### Do this
Assemble all lines in which the string "JSON" appears.

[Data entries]
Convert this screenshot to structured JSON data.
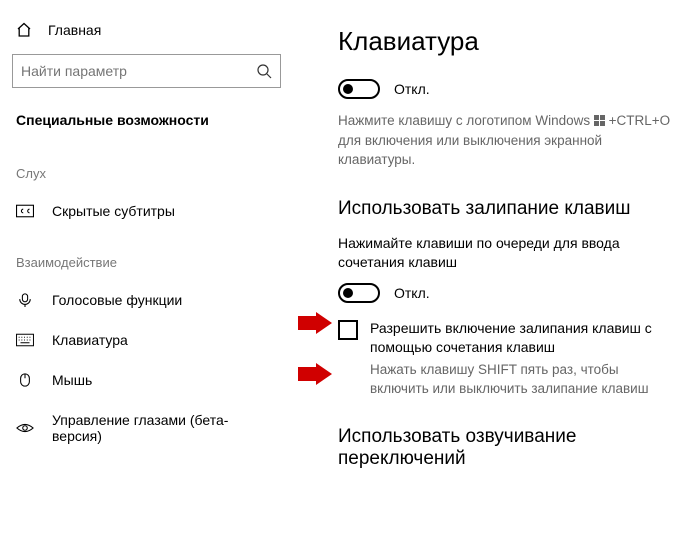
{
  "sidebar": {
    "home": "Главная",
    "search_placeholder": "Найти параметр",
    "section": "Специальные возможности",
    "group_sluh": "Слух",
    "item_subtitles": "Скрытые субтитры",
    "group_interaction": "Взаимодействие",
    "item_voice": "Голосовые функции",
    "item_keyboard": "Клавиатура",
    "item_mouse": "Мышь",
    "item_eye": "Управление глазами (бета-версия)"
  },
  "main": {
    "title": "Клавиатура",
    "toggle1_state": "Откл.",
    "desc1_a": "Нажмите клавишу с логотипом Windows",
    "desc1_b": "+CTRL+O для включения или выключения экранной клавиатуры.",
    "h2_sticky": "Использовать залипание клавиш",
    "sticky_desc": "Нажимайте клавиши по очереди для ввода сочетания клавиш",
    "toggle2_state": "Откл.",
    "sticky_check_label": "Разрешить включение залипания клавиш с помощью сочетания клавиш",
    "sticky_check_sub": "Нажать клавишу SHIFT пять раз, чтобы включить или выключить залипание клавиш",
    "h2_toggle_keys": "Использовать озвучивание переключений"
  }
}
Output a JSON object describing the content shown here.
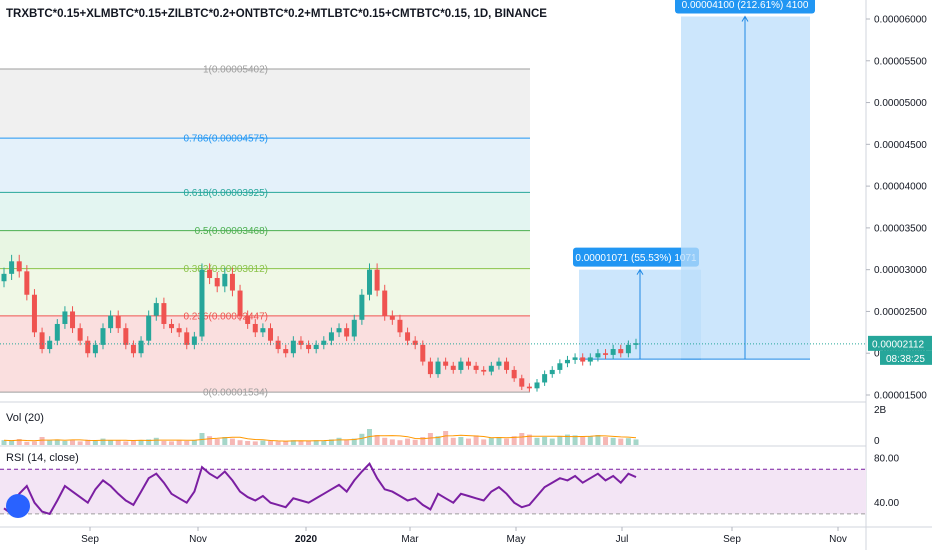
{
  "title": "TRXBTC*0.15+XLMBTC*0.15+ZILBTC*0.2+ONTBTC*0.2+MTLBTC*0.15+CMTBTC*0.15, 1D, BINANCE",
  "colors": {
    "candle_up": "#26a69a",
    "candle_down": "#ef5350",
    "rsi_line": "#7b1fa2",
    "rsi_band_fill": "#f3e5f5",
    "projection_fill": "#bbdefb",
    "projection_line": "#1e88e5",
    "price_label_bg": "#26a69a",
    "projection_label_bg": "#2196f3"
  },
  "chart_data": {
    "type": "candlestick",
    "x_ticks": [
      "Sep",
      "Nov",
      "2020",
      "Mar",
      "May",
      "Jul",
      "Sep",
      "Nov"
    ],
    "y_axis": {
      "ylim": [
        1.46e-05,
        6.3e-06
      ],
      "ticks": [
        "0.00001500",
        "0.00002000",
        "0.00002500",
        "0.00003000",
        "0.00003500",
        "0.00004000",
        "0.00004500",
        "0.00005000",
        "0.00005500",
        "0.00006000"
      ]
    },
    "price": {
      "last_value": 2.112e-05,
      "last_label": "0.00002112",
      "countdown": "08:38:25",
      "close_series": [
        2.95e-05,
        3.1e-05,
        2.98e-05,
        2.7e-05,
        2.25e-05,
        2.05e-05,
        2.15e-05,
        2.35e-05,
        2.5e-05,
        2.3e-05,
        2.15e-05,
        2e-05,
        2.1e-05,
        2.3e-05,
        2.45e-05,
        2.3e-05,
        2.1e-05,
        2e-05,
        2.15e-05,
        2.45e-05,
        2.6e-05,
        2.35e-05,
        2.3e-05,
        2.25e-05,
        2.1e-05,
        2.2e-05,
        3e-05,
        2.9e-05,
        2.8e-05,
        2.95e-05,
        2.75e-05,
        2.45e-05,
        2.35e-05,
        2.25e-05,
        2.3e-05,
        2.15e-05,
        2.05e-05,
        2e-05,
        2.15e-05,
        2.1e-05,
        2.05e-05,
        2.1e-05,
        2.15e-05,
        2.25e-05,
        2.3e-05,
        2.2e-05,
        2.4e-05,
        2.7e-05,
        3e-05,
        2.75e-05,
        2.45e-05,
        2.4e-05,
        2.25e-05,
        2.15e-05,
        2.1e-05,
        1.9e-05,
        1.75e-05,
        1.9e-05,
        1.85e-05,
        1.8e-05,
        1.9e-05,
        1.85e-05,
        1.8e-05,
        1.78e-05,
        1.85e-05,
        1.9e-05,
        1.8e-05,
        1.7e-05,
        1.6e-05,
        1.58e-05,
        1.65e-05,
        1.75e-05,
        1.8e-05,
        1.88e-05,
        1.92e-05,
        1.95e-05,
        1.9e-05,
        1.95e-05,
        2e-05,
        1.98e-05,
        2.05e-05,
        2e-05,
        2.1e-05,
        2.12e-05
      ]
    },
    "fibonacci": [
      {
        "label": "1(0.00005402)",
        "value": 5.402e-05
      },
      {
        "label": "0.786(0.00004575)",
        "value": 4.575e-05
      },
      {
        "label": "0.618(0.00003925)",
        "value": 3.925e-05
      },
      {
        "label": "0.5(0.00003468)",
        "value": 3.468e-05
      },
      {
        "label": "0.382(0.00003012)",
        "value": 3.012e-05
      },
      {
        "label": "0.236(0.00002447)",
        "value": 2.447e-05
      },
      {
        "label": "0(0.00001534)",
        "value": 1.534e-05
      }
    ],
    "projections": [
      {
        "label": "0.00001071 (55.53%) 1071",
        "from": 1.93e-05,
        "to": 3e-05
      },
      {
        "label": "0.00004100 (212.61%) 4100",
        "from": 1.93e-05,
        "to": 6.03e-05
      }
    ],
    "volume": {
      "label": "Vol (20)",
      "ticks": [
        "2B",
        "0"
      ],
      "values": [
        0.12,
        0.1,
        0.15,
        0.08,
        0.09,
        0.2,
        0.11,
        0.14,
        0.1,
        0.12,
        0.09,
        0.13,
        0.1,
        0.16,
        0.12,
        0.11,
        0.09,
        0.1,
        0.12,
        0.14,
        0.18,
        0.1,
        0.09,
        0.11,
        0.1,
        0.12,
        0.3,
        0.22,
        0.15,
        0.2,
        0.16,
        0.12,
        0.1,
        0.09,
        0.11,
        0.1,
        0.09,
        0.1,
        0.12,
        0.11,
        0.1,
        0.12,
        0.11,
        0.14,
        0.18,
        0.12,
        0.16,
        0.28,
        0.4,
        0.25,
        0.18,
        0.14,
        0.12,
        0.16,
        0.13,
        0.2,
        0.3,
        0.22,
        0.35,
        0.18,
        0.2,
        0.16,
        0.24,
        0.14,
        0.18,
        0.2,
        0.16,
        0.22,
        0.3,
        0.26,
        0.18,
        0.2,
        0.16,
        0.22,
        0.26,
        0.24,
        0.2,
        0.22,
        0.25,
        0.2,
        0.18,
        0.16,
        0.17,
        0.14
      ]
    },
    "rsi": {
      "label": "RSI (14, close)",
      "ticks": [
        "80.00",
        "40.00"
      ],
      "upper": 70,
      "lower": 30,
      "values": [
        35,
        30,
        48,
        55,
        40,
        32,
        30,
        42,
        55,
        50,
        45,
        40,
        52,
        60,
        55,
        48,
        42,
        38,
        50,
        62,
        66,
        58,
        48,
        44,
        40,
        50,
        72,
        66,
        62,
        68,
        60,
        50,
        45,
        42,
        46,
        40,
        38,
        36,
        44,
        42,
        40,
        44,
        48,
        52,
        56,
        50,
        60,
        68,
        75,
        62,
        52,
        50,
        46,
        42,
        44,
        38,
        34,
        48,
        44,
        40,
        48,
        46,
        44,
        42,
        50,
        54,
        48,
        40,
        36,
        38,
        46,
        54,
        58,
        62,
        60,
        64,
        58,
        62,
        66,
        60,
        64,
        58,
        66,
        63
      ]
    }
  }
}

* * *

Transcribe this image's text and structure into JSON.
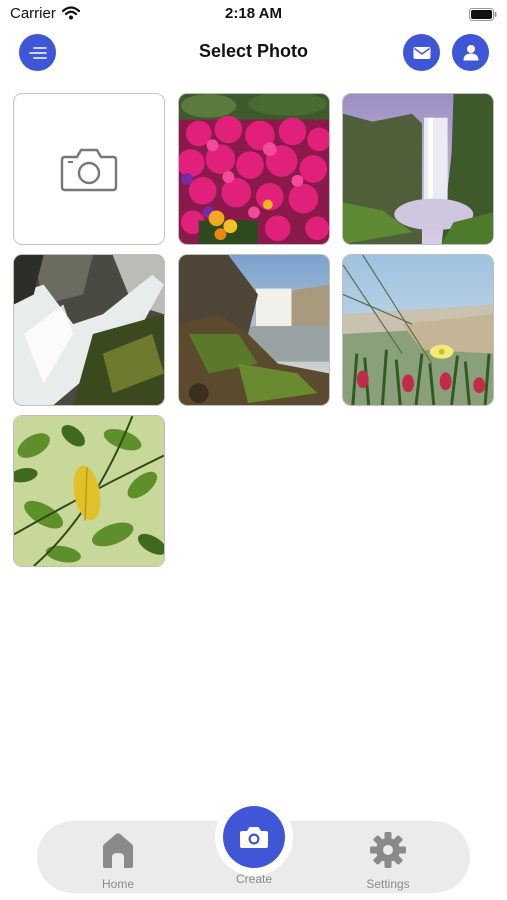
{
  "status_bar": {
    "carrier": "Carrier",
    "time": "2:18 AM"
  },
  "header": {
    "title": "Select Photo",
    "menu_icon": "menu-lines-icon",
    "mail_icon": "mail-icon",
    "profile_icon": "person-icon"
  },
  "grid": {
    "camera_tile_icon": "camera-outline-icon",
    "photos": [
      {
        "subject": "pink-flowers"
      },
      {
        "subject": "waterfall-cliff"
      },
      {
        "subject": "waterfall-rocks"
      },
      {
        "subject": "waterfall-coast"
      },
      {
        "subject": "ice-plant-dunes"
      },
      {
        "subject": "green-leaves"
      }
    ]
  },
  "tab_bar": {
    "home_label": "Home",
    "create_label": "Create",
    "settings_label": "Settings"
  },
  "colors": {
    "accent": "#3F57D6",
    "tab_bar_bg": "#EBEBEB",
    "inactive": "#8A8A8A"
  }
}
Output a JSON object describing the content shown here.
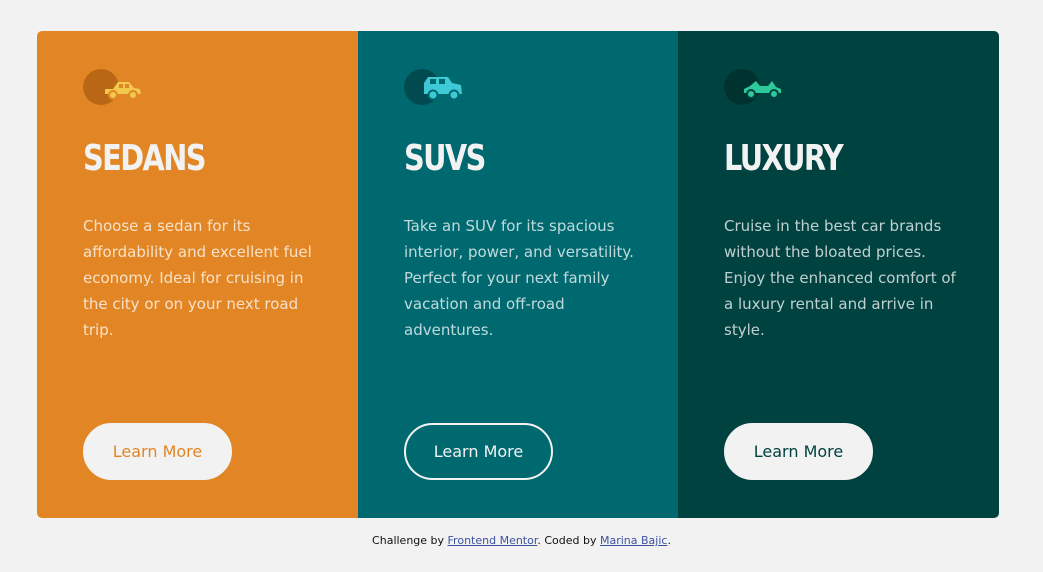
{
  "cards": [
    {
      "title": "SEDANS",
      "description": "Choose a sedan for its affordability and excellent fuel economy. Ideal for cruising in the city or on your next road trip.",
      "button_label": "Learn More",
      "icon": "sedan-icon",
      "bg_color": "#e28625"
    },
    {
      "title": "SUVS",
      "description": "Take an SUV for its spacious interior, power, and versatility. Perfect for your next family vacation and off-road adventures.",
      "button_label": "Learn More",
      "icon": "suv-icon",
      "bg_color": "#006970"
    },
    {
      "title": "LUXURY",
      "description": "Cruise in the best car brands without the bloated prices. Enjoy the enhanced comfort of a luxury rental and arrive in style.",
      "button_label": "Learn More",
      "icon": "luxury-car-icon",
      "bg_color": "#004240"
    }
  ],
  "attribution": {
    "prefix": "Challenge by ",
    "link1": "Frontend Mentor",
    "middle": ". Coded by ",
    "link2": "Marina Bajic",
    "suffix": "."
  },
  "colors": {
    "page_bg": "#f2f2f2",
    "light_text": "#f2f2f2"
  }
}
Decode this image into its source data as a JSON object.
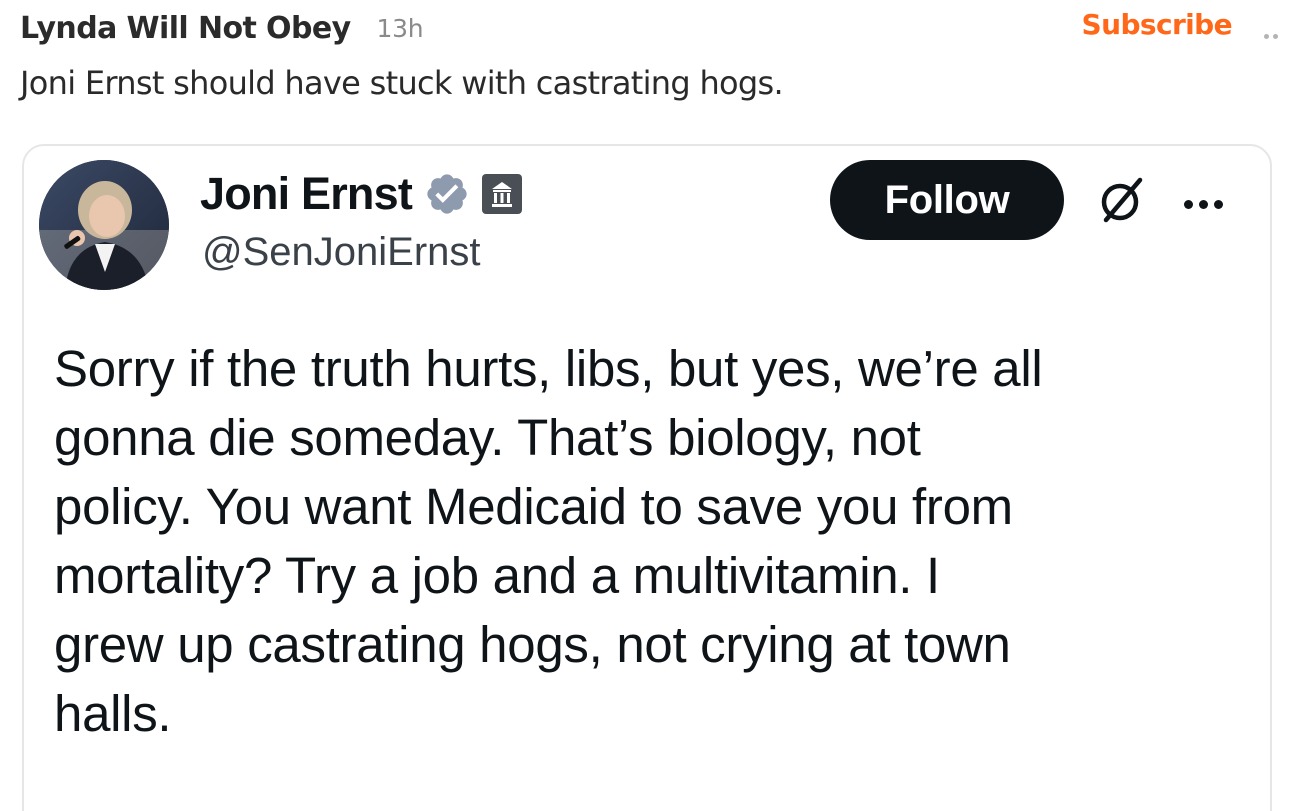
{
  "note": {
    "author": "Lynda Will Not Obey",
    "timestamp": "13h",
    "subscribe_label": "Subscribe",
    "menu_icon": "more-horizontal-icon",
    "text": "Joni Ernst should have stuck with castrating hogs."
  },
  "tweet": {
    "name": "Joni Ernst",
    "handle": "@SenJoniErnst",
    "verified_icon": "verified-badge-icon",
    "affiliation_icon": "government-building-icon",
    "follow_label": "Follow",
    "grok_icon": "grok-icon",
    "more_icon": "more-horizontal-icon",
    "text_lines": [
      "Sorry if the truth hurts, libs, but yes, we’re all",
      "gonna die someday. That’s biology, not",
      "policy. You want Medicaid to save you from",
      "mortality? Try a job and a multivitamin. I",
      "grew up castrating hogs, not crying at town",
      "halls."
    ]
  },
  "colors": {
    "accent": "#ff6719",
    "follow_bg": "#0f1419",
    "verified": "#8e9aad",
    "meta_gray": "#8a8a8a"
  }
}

### The result
Convert this screenshot to structured JSON data.
Output a JSON object describing the content shown here.
Transcribe this image's text and structure into JSON.
Output a JSON object describing the content shown here.
Decode this image into its source data as a JSON object.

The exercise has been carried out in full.